__TASK DIRECTIONS__. Look for the string "screenshot" in every line, and copy each line that has it.

::::::::::

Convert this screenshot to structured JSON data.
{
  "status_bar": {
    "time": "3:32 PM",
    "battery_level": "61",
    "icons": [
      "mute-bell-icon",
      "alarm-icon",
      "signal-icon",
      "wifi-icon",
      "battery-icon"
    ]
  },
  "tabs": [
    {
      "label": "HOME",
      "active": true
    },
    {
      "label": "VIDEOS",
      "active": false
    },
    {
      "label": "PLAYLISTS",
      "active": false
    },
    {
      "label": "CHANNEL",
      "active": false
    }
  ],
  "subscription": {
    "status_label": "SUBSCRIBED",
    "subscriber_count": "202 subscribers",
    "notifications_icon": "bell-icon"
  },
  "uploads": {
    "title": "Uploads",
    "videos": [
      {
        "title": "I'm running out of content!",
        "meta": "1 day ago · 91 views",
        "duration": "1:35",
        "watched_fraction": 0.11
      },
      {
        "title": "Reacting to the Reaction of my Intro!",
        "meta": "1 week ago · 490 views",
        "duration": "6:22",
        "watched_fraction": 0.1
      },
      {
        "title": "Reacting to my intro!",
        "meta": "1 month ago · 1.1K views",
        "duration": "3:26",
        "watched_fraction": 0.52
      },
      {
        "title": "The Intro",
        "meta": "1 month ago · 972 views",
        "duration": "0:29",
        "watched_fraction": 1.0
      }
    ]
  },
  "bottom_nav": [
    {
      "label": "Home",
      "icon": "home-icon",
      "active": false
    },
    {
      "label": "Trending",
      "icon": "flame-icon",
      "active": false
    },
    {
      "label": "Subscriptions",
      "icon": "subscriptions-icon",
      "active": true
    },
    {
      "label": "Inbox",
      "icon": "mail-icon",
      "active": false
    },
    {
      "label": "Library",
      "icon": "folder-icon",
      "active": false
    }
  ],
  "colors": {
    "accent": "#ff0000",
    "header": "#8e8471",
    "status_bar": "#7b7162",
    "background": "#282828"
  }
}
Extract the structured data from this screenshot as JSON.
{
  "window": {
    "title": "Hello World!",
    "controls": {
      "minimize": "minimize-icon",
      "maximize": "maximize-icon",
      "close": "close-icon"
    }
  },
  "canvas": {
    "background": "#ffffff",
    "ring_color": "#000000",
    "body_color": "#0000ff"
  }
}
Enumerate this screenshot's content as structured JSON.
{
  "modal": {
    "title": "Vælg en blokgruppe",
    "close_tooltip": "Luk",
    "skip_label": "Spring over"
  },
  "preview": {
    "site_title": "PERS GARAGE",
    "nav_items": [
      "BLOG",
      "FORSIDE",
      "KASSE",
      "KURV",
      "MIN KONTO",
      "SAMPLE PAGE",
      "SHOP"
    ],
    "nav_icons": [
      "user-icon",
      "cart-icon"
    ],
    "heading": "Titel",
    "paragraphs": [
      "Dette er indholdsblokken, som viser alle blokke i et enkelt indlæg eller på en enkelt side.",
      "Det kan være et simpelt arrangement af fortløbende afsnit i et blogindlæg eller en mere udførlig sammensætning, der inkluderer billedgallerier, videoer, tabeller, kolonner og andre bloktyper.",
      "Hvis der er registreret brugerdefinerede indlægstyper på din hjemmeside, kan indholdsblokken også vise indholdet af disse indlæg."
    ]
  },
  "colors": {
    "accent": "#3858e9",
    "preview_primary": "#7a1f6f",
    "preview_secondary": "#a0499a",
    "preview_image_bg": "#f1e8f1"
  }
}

::::::::::

__TASK RESULT__.
Convert this screenshot to structured JSON data.
Extract the structured data from this screenshot as JSON.
Enumerate this screenshot's content as structured JSON.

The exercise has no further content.